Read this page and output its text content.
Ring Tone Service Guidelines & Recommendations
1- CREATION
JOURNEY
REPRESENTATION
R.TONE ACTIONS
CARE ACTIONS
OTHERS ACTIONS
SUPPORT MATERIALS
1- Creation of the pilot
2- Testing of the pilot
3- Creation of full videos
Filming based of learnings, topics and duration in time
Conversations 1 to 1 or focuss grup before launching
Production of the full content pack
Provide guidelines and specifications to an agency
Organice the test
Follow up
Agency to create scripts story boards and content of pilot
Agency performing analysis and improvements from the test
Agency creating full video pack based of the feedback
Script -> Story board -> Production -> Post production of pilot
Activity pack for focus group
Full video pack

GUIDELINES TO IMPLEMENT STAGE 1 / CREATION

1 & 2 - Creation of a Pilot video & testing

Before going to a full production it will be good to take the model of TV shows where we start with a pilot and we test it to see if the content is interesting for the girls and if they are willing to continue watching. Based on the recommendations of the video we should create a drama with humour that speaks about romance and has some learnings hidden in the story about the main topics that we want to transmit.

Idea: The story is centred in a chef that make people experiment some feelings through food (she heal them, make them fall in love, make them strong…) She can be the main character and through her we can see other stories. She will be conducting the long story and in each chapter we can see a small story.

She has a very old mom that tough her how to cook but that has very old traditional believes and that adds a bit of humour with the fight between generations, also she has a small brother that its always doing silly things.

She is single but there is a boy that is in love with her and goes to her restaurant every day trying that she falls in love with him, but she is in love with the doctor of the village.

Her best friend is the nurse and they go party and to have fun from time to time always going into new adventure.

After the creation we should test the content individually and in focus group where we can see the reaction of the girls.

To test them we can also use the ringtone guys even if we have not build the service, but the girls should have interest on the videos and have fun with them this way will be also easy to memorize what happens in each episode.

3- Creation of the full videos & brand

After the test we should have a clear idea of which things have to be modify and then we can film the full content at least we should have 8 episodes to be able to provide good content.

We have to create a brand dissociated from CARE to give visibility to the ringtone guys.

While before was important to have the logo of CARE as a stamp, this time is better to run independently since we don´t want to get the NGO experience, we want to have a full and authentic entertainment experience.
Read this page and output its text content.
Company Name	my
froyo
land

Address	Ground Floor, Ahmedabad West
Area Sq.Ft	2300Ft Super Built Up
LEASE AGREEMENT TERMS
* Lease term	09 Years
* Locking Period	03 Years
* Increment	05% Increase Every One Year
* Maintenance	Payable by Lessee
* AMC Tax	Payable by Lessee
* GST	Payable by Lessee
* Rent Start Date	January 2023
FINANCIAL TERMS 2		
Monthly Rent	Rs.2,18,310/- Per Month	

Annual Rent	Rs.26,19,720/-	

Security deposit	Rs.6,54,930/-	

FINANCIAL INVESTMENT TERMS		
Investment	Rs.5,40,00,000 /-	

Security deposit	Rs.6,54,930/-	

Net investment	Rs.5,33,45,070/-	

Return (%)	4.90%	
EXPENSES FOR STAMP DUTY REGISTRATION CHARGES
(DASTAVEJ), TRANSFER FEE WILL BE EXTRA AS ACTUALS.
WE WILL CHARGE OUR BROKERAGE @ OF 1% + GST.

JOB ▸
How many lines of the entries above hold the string "pack"? Reply with the number alone.

SOLUTION FOR THIS EXERCISE ▸
4